**Do this**
Type out the data exactly as given. Skip any image.

(Recorded data)
════════════════
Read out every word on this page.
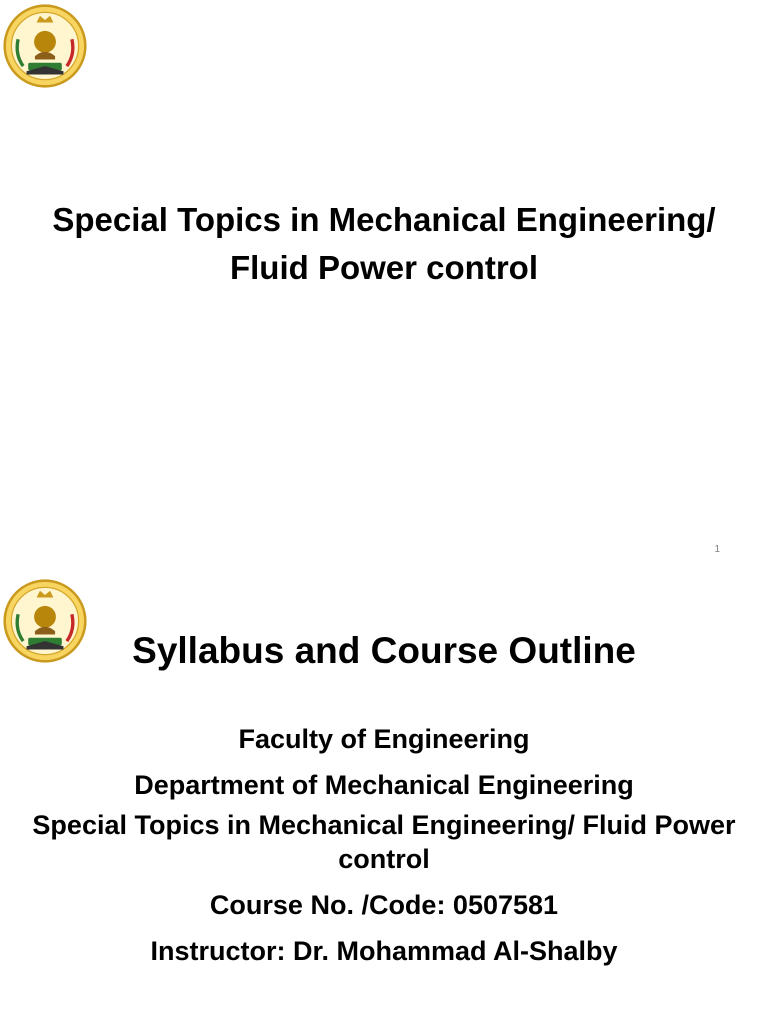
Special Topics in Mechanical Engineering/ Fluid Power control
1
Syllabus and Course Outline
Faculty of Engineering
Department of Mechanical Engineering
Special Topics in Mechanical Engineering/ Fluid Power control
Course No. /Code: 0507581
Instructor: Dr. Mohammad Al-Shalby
════════════════
**Complete output**
Read out every word on this page.
Special Topics in Mechanical Engineering/ Fluid Power control
1
Syllabus and Course Outline
Faculty of Engineering
Department of Mechanical Engineering
Special Topics in Mechanical Engineering/ Fluid Power control
Course No. /Code: 0507581
Instructor: Dr. Mohammad Al-Shalby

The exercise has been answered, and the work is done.